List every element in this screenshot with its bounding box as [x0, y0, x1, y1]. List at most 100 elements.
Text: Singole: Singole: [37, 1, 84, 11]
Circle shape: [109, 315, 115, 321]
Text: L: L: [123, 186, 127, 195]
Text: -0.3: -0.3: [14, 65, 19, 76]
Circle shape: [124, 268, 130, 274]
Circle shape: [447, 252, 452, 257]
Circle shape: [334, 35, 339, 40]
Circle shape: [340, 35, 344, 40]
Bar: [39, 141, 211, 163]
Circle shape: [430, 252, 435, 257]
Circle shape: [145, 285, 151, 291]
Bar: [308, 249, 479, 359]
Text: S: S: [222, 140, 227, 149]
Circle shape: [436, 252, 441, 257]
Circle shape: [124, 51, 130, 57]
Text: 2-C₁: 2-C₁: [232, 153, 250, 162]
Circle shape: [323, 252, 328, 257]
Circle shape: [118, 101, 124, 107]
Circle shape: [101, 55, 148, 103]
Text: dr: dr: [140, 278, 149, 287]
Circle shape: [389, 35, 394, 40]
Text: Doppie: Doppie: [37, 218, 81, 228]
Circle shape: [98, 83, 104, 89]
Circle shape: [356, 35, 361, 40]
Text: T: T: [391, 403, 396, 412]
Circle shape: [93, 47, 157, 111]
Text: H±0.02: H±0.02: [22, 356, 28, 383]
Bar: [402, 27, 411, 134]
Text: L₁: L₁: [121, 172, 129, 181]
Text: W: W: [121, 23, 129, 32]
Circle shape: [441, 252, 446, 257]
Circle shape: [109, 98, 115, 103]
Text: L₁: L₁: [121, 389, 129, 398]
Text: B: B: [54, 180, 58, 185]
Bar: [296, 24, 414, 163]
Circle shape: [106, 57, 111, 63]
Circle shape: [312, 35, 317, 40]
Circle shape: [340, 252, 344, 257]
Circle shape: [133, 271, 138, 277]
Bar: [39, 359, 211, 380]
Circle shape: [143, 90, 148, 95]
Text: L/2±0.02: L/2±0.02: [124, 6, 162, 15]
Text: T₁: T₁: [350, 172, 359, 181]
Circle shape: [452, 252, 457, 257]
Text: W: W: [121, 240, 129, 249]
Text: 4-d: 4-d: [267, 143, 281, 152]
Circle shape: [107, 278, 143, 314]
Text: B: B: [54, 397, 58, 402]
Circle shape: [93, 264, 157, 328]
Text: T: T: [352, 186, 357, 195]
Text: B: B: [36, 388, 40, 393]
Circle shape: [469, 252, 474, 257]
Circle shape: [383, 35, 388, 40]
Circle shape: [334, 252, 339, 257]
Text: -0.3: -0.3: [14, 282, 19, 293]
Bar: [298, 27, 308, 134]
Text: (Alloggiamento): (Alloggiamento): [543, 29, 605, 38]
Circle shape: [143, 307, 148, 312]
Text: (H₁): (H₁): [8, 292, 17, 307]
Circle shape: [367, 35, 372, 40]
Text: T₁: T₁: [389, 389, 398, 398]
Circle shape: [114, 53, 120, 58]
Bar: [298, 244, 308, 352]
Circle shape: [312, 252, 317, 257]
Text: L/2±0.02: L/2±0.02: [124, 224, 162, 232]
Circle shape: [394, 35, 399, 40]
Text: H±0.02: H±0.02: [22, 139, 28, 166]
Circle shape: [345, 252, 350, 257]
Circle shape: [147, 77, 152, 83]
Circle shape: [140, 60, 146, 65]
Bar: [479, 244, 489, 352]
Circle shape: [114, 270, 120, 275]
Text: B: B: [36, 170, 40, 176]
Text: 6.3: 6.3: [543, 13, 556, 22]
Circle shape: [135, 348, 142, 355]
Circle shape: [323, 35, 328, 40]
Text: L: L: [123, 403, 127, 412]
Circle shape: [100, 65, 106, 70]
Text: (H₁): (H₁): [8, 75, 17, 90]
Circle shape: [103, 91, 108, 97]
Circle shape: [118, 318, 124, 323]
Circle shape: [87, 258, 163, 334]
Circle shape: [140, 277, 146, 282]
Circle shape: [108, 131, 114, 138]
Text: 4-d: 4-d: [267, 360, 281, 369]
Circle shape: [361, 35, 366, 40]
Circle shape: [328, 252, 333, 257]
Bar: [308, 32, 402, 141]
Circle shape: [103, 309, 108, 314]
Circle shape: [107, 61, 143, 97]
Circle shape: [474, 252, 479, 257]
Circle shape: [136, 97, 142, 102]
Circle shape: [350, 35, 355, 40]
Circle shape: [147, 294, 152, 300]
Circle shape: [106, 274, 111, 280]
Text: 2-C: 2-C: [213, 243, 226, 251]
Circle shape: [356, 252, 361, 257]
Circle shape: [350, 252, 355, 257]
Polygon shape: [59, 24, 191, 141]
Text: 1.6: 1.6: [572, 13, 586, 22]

-.-.-

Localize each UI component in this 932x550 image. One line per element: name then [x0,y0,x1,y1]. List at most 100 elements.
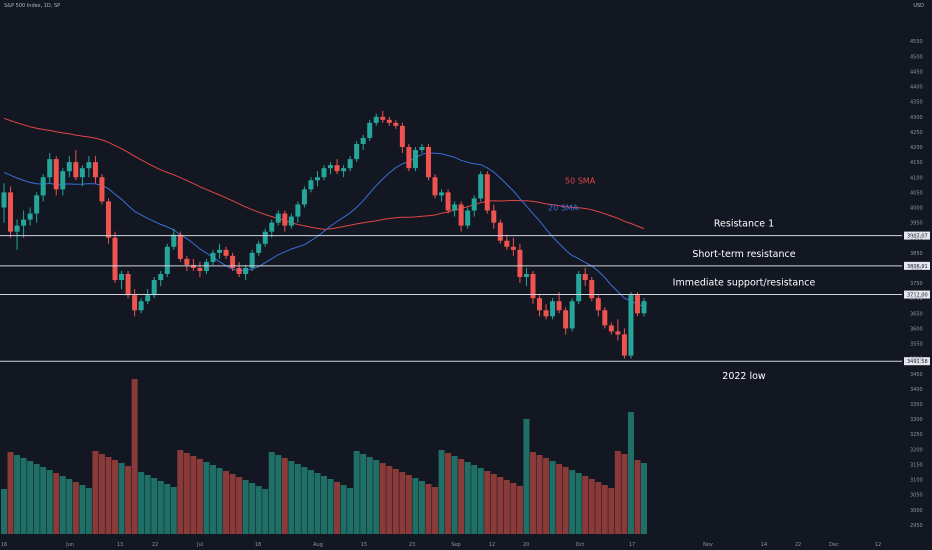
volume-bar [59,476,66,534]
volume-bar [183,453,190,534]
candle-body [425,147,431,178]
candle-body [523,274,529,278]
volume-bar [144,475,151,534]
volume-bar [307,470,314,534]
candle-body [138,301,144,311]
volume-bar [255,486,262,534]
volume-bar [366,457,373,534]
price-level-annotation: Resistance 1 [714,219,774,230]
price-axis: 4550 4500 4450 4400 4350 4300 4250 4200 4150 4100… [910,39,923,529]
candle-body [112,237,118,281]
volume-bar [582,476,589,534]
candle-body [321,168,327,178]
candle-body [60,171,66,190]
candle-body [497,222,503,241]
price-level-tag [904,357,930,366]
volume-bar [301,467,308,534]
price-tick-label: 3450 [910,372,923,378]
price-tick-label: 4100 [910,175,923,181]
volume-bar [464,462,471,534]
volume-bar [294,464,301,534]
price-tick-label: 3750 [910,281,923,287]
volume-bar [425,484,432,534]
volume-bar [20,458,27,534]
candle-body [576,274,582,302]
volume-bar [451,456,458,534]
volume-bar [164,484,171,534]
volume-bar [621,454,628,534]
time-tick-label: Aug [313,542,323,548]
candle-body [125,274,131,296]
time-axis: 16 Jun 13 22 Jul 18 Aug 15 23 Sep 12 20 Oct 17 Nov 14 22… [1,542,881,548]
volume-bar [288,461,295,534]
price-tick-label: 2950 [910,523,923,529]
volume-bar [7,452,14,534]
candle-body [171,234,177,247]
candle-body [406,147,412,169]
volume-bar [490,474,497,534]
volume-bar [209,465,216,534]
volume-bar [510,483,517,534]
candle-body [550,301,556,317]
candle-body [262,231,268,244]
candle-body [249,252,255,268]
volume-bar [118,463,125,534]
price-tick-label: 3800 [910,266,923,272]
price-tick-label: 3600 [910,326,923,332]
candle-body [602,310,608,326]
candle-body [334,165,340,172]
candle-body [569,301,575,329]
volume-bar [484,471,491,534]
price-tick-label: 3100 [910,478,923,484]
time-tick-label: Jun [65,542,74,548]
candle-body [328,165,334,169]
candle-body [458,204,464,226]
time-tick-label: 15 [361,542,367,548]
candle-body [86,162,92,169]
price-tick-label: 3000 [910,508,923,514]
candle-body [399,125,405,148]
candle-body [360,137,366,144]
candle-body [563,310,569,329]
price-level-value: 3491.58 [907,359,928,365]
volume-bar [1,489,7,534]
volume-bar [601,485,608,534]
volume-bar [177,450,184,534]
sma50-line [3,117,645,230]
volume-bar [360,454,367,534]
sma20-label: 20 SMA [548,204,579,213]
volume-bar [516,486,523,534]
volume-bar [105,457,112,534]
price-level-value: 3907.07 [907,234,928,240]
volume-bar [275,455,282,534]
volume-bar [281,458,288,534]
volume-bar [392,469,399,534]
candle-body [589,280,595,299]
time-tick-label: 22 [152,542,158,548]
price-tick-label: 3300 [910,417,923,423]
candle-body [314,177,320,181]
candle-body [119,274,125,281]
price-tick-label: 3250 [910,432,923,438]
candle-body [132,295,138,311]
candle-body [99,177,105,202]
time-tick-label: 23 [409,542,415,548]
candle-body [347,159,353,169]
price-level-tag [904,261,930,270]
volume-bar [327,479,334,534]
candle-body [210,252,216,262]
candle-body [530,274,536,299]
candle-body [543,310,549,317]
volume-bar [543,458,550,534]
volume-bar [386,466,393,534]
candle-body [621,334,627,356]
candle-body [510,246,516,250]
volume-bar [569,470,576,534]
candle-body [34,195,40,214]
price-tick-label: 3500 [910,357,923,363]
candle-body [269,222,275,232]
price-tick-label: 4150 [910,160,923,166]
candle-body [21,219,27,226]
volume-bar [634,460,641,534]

-.-.-

§ **Do this**: Copy the rows in Block 1 exactly. Begin at the line that has "List every element", and stop after the line that has "Circle shape: [101, 55, 148, 103]".

§ **The result**:
List every element in this screenshot with its bounding box as [x0, y0, x1, y1]. List at most 100 elements.
Text: Singole: Singole: [37, 1, 84, 11]
Circle shape: [109, 315, 115, 321]
Text: L: L: [123, 186, 127, 195]
Text: -0.3: -0.3: [14, 65, 19, 76]
Circle shape: [124, 268, 130, 274]
Circle shape: [447, 252, 452, 257]
Circle shape: [334, 35, 339, 40]
Circle shape: [340, 35, 344, 40]
Bar: [39, 141, 211, 163]
Circle shape: [430, 252, 435, 257]
Circle shape: [145, 285, 151, 291]
Bar: [308, 249, 479, 359]
Text: S: S: [222, 140, 227, 149]
Circle shape: [436, 252, 441, 257]
Circle shape: [124, 51, 130, 57]
Text: 2-C₁: 2-C₁: [232, 153, 250, 162]
Circle shape: [323, 252, 328, 257]
Circle shape: [118, 101, 124, 107]
Circle shape: [101, 55, 148, 103]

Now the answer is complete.